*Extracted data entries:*
[Start]
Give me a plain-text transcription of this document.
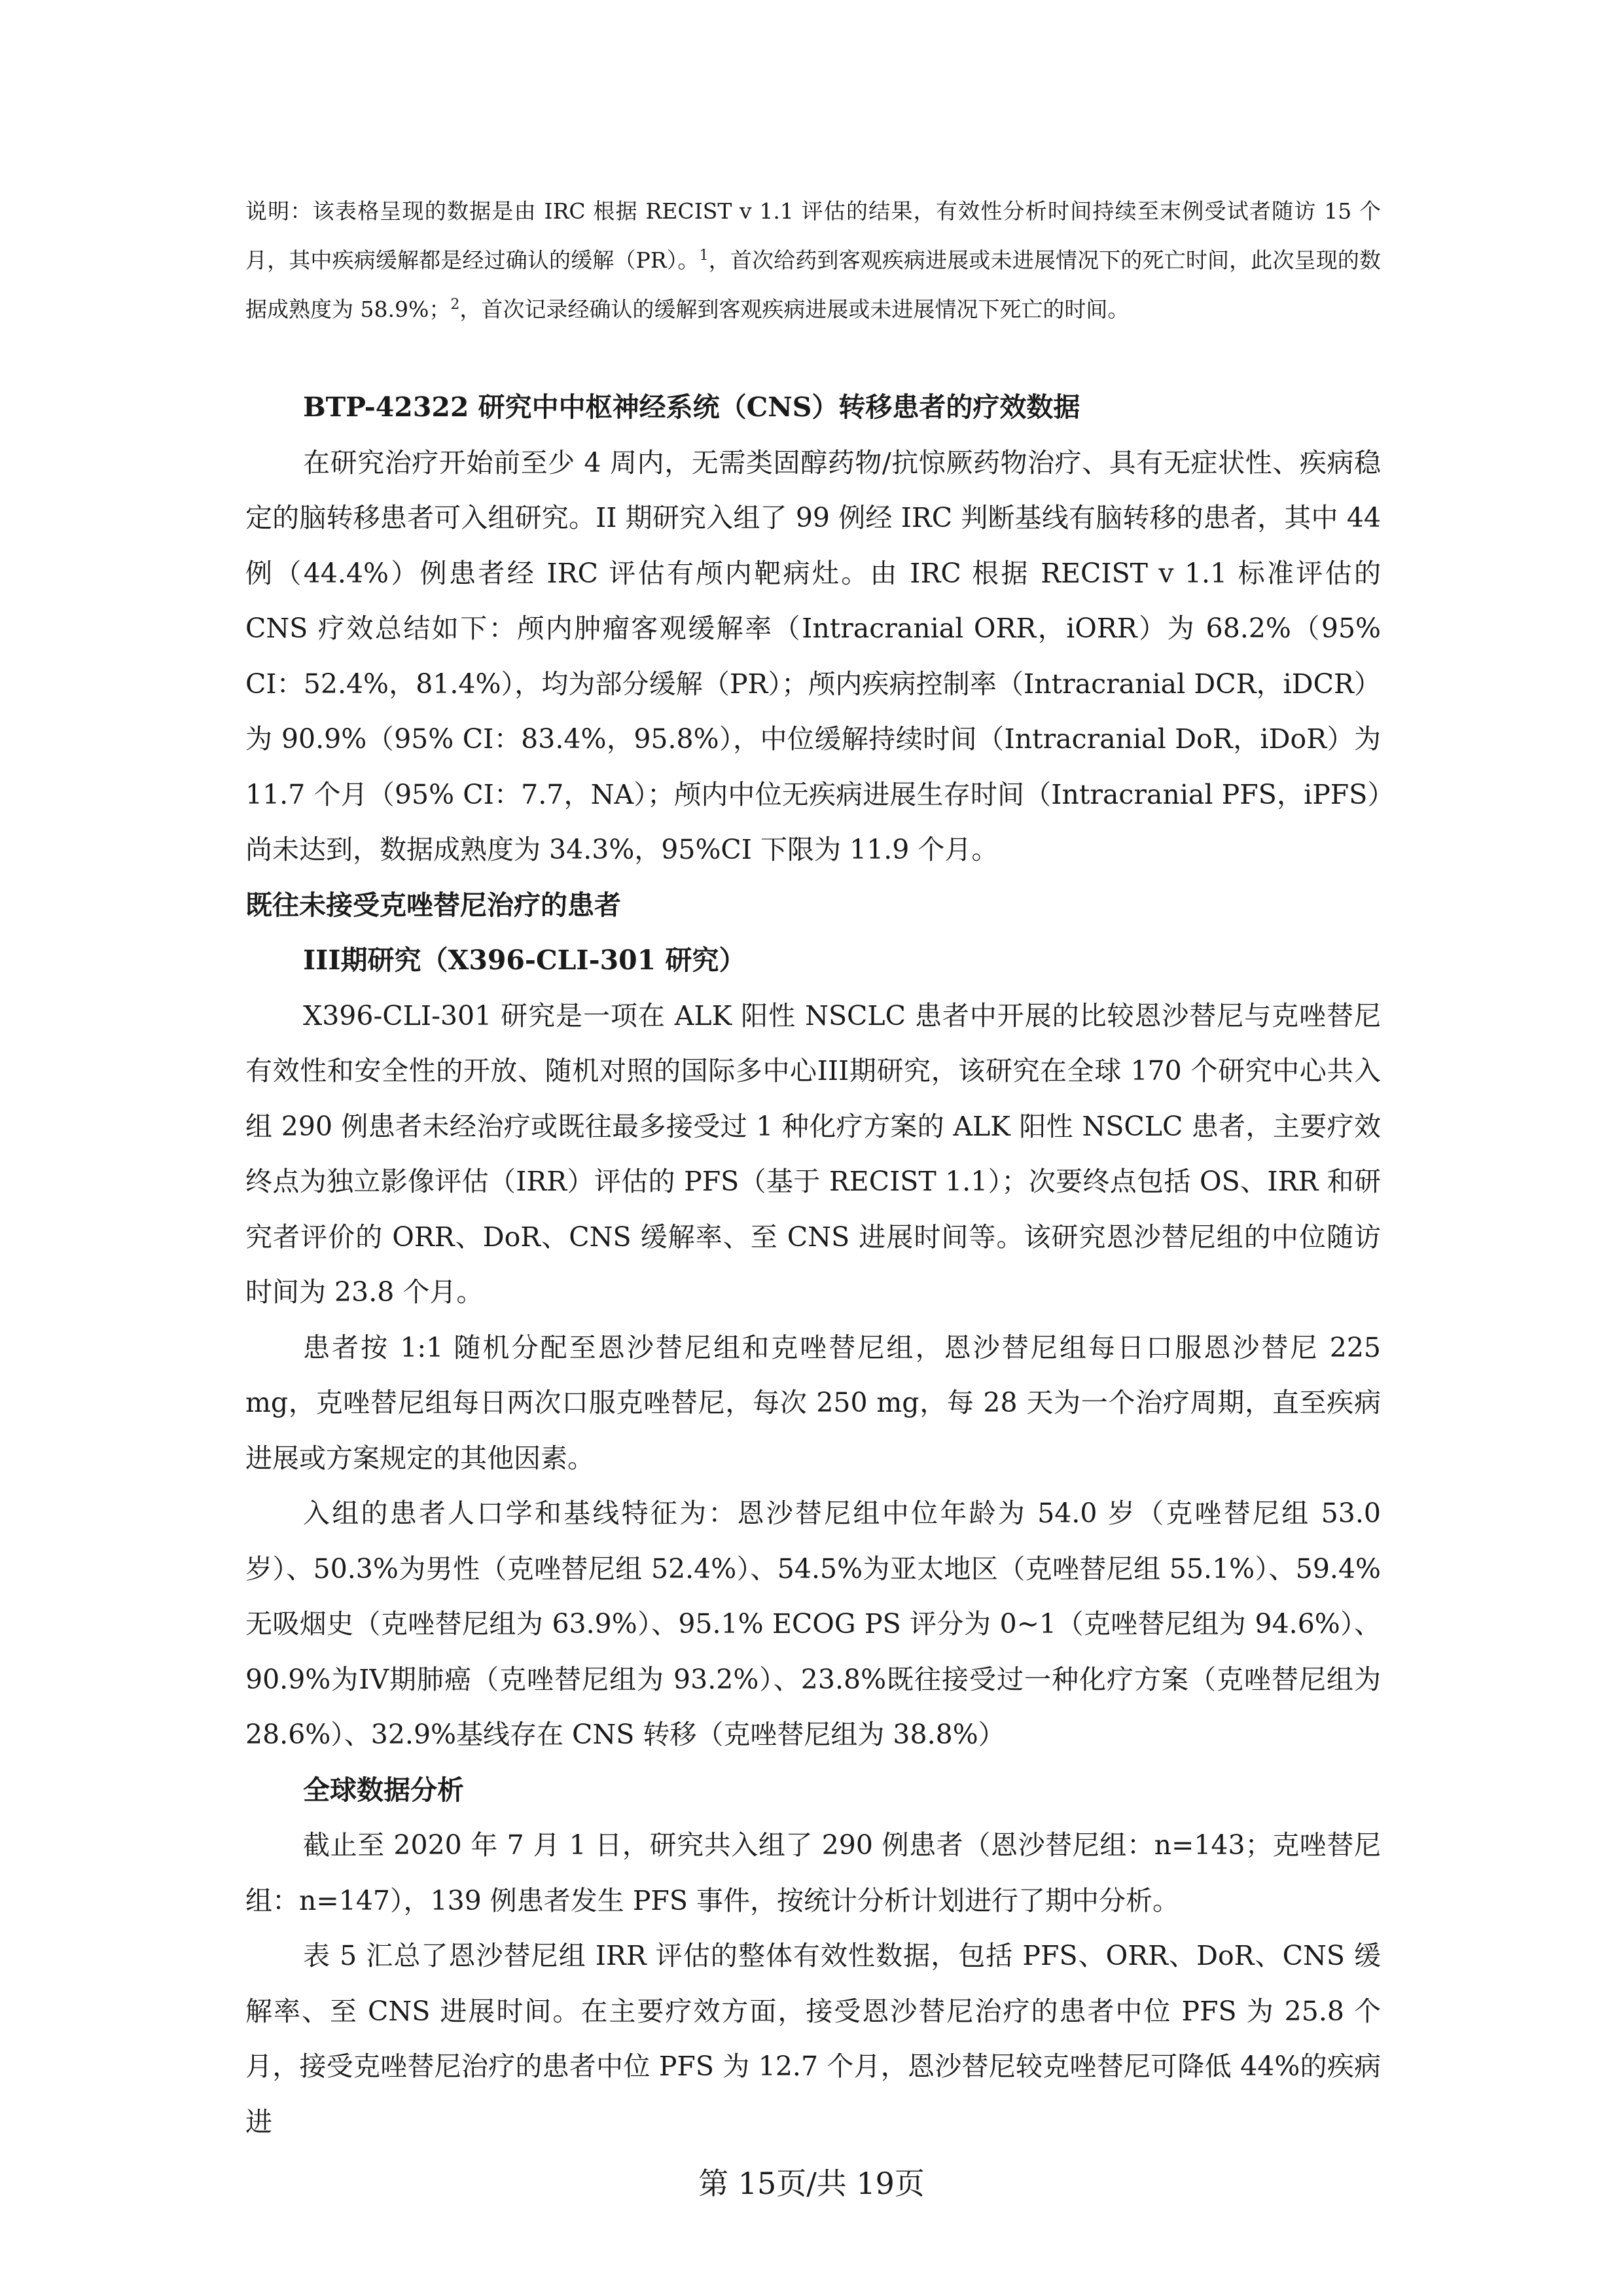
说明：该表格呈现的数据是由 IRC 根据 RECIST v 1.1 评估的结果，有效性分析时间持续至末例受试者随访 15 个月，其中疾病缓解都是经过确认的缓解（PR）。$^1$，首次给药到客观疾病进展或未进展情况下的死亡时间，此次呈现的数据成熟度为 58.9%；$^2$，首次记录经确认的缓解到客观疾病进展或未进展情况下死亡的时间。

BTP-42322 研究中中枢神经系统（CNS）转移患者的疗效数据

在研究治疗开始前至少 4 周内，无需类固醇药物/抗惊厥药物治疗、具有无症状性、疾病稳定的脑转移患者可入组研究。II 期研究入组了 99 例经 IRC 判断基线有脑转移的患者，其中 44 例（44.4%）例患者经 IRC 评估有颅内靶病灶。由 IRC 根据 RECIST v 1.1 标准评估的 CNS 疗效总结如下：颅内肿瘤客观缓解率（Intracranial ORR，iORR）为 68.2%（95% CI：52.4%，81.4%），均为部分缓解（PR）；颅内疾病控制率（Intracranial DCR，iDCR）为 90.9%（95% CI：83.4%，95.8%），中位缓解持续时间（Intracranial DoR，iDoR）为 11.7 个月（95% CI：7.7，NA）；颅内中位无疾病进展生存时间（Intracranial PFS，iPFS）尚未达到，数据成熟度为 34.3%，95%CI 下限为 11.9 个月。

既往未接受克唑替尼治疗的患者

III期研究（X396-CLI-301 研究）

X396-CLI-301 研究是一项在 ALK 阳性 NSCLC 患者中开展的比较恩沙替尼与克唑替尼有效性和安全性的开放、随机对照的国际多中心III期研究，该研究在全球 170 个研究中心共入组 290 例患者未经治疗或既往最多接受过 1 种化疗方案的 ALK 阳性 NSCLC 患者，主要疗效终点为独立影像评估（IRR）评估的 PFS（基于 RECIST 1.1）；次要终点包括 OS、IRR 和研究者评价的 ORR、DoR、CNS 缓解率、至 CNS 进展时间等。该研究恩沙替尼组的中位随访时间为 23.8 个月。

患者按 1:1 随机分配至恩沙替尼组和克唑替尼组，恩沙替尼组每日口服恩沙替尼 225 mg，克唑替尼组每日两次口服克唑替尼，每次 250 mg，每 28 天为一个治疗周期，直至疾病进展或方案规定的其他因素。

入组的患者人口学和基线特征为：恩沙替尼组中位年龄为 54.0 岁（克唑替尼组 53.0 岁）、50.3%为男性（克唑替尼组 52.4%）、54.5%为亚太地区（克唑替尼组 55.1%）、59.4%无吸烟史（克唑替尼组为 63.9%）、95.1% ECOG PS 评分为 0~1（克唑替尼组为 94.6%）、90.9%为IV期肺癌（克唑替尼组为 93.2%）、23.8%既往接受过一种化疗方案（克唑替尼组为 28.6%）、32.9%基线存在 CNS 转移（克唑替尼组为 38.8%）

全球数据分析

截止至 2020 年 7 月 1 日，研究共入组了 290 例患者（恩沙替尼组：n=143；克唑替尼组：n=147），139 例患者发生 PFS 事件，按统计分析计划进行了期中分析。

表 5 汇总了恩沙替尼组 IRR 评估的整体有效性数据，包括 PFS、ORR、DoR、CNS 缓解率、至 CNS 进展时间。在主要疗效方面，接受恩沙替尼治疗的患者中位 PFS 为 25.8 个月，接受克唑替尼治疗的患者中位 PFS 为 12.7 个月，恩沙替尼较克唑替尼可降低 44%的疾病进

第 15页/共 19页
[End]
*WRITTEN REQUEST:* Repeat the records above exactly, leaving out any pictures they contain.

*CORRECT ANSWER:*
Give me a plain-text transcription of this document.
说明：该表格呈现的数据是由 IRC 根据 RECIST v 1.1 评估的结果，有效性分析时间持续至末例受试者随访 15 个月，其中疾病缓解都是经过确认的缓解（PR）。$^1$，首次给药到客观疾病进展或未进展情况下的死亡时间，此次呈现的数据成熟度为 58.9%；$^2$，首次记录经确认的缓解到客观疾病进展或未进展情况下死亡的时间。

BTP-42322 研究中中枢神经系统（CNS）转移患者的疗效数据

在研究治疗开始前至少 4 周内，无需类固醇药物/抗惊厥药物治疗、具有无症状性、疾病稳定的脑转移患者可入组研究。II 期研究入组了 99 例经 IRC 判断基线有脑转移的患者，其中 44 例（44.4%）例患者经 IRC 评估有颅内靶病灶。由 IRC 根据 RECIST v 1.1 标准评估的 CNS 疗效总结如下：颅内肿瘤客观缓解率（Intracranial ORR，iORR）为 68.2%（95% CI：52.4%，81.4%），均为部分缓解（PR）；颅内疾病控制率（Intracranial DCR，iDCR）为 90.9%（95% CI：83.4%，95.8%），中位缓解持续时间（Intracranial DoR，iDoR）为 11.7 个月（95% CI：7.7，NA）；颅内中位无疾病进展生存时间（Intracranial PFS，iPFS）尚未达到，数据成熟度为 34.3%，95%CI 下限为 11.9 个月。

既往未接受克唑替尼治疗的患者

III期研究（X396-CLI-301 研究）

X396-CLI-301 研究是一项在 ALK 阳性 NSCLC 患者中开展的比较恩沙替尼与克唑替尼有效性和安全性的开放、随机对照的国际多中心III期研究，该研究在全球 170 个研究中心共入组 290 例患者未经治疗或既往最多接受过 1 种化疗方案的 ALK 阳性 NSCLC 患者，主要疗效终点为独立影像评估（IRR）评估的 PFS（基于 RECIST 1.1）；次要终点包括 OS、IRR 和研究者评价的 ORR、DoR、CNS 缓解率、至 CNS 进展时间等。该研究恩沙替尼组的中位随访时间为 23.8 个月。

患者按 1:1 随机分配至恩沙替尼组和克唑替尼组，恩沙替尼组每日口服恩沙替尼 225 mg，克唑替尼组每日两次口服克唑替尼，每次 250 mg，每 28 天为一个治疗周期，直至疾病进展或方案规定的其他因素。

入组的患者人口学和基线特征为：恩沙替尼组中位年龄为 54.0 岁（克唑替尼组 53.0 岁）、50.3%为男性（克唑替尼组 52.4%）、54.5%为亚太地区（克唑替尼组 55.1%）、59.4%无吸烟史（克唑替尼组为 63.9%）、95.1% ECOG PS 评分为 0~1（克唑替尼组为 94.6%）、90.9%为IV期肺癌（克唑替尼组为 93.2%）、23.8%既往接受过一种化疗方案（克唑替尼组为 28.6%）、32.9%基线存在 CNS 转移（克唑替尼组为 38.8%）

全球数据分析

截止至 2020 年 7 月 1 日，研究共入组了 290 例患者（恩沙替尼组：n=143；克唑替尼组：n=147），139 例患者发生 PFS 事件，按统计分析计划进行了期中分析。

表 5 汇总了恩沙替尼组 IRR 评估的整体有效性数据，包括 PFS、ORR、DoR、CNS 缓解率、至 CNS 进展时间。在主要疗效方面，接受恩沙替尼治疗的患者中位 PFS 为 25.8 个月，接受克唑替尼治疗的患者中位 PFS 为 12.7 个月，恩沙替尼较克唑替尼可降低 44%的疾病进

第 15页/共 19页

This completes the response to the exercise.